◆ **Série d'exercices**
(a) Résumez en deux phrases le texte sur l'affaire Donald Marshall.
(b) Reformulez sous forme de liste le paragraphe du texte sur l'affaire Donald Marshall qui commence par « Interrogés par les enquêteurs de la GRC », en conservant ses faits essentiels.
(c) Reprenez le récit de l'affaire Donald Marshall à la suite de sa dernière phrase.

◆ **Texte présenté**
§
Toute cette affaire mal gérée est entachée de racisme. Certains officiers du service de police de Sydney sont connus pour leurs préjugés à l’égard des Premières Nations. Un des membres du jury qui a condamné Donald Marshall reconnaît avoir des préjugés envers les personnes qui ne sont pas blanches.
Interrogés par les enquêteurs de la GRC, trois témoins reviennent sur le témoignage qu’ils ont donné lors du procès de Donald Marshall. L’arme du crime est retrouvée à l’ancienne résidence de Roy Ebsary. Sur le couteau, il reste encore des fibres des vêtements que Sandy Seale et Donald Marshall portaient le soir du crime. Le 29 mars 1982, Donald Marshall obtient une libération conditionnelle après avoir passé près de onze ans en prison pour un crime qu’il n’a pas commis. Roy Ebsary est éventuellement reconnu coupable d’homicide involontaire pour la mort de Sandy Seale.
§
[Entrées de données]
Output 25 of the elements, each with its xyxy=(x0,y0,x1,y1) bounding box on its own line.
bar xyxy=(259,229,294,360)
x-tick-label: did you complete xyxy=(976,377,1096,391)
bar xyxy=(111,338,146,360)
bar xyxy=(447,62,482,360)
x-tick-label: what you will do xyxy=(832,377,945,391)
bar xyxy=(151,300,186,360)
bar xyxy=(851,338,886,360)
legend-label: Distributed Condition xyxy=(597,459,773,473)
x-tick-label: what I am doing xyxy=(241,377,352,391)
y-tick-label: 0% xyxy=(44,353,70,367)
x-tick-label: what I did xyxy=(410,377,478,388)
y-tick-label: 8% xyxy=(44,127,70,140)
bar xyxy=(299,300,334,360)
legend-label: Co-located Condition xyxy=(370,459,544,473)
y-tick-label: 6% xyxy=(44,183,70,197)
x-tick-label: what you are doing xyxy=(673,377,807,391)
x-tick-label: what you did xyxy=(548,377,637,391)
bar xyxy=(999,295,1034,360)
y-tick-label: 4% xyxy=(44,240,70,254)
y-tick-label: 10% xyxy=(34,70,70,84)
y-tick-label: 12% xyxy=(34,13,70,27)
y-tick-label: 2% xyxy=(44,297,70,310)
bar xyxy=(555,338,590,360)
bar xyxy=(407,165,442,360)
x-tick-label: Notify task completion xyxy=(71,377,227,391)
§
◆ **Réponses aux consignes**
(a) L'affaire Donald Marshall est entachée de racisme : certains officiers de la police de Sydney ont des préjugés à l'égard des Premières Nations, et un juré reconnaît en avoir envers les personnes qui ne sont pas blanches. Après que trois témoins sont revenus sur leur témoignage et que l'arme du crime a été retrouvée à l'ancienne résidence de Roy Ebsary, Donald Marshall obtient une libération conditionnelle le 29 mars 1982, et Roy Ebsary est reconnu coupable d'homicide involontaire pour la mort de Sandy Seale.

(b)
- Interrogés par les enquêteurs de la GRC, trois témoins reviennent sur leur témoignage au procès de Donald Marshall.
- L'arme du crime est retrouvée à l'ancienne résidence de Roy Ebsary.
- Le couteau porte encore des fibres des vêtements de Sandy Seale et de Donald Marshall le soir du crime.
- Le 29 mars 1982, Donald Marshall obtient une libération conditionnelle après près de onze ans de prison pour un crime qu'il n'a pas commis.
- Roy Ebsary est reconnu coupable d'homicide involontaire pour la mort de Sandy Seale.

(c)
Commission royale
En mai 1983, la Cour suprême de Nouvelle-Écosse acquitte officiellement Donald Marshall du meurtre de Sandy Seale. Cependant, les juges exonèrent le service de police de Sydney et les procureurs de la Couronne, tout en tenant Donald Marshall en partie responsable de ses propres malheurs. Une Commission royale est nommée par un décret de la Nouvelle‑Écosse le 28 octobre 1986. La commission conclut que les torts causés à Donald Marshall résultent des attitudes racistes et de l’incompétence de la police, des procureurs et des juges, à chaque étape du processus. Les commissaires déclarent : « Le système de justice pénale a laissé tomber Donald Marshall à pratiquement chaque étape, depuis son arrestation et sa condamnation injustifiée en 1971 jusqu’à son acquittement par la Cour d’appel en 1983, et même au-delà. »
Les commissaires émettent 82 recommandations qui changent radicalement le système de justice pénale de la Nouvelle-Écosse. Toutefois, pour Donald Marshall, le combat pour la justice a des conséquences psychologiques qui le mènent à lutter contre la dépression et l’alcoolisme toute sa vie. Malgré cela, sa cause fait figure de précurseur juridique pour les autres Canadiens condamnés à tort pour meurtre. L’affaire suscite un considérable intérêt de la part du grand public, des groupes de réforme pénitentiaire et des organismes qui s’opposent au rétablissement de la peine capitale. On accorde à Donald Marshall une pension à vie de 1,5 million de dollars en compensation de ses souffrances.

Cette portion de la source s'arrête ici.